▸ Given instruction
Tally every line of the listing where the string "양천구는" is found, and state the total alone.

╭─ Material for the task

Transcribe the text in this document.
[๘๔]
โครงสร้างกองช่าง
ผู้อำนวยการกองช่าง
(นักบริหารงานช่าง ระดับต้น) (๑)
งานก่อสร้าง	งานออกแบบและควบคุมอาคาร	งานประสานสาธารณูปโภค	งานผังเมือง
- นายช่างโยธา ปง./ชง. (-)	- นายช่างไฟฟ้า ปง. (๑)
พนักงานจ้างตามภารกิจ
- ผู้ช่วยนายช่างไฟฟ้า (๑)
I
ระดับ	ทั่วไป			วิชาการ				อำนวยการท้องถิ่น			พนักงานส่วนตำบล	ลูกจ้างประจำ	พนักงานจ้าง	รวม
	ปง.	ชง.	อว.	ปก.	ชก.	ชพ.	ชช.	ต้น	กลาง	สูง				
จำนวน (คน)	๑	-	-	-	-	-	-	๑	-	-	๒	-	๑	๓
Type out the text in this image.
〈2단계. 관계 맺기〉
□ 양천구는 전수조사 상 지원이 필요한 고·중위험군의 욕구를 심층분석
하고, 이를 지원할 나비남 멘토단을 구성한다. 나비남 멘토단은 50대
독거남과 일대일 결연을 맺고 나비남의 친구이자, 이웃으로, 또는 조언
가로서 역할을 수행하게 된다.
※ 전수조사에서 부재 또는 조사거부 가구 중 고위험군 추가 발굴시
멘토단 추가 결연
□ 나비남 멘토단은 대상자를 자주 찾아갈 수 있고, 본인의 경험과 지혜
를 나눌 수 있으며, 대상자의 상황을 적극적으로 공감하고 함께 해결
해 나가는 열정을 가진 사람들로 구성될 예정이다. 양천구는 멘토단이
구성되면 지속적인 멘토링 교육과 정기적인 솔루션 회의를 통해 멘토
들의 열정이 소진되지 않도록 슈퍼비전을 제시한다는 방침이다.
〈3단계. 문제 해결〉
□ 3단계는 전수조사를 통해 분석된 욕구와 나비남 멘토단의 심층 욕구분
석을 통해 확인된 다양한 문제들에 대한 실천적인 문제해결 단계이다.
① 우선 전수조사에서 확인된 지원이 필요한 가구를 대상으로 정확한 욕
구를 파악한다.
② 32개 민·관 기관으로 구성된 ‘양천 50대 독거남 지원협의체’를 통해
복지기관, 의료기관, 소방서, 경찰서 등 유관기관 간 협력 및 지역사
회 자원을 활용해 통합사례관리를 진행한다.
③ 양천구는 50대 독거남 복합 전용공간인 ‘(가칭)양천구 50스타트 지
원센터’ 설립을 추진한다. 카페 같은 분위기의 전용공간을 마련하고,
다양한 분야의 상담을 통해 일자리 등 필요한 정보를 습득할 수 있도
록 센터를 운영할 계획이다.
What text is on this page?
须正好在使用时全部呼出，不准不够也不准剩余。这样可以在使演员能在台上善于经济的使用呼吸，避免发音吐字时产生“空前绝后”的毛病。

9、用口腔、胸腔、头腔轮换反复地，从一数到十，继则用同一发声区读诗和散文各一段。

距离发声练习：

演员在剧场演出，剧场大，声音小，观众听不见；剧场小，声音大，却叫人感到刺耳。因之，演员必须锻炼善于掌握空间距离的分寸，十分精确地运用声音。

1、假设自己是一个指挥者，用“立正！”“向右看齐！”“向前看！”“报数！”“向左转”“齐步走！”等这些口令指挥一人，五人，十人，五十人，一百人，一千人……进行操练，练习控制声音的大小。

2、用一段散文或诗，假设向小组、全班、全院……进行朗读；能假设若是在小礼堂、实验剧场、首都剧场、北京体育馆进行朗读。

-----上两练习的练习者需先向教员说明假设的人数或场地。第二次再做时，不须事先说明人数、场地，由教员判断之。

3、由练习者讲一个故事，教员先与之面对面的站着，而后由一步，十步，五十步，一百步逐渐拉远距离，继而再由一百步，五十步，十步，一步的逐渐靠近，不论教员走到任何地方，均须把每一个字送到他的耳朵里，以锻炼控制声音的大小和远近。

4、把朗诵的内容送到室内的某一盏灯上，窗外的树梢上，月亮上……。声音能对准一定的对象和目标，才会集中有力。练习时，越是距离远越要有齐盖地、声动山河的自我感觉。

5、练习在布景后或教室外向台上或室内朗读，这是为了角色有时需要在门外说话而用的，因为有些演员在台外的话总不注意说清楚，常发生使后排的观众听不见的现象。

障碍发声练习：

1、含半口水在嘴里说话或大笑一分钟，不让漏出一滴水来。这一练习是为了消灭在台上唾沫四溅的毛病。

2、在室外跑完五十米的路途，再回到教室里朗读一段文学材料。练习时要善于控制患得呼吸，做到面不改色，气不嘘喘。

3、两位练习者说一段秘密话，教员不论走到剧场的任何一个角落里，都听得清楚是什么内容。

╰─

▸ Complete output
3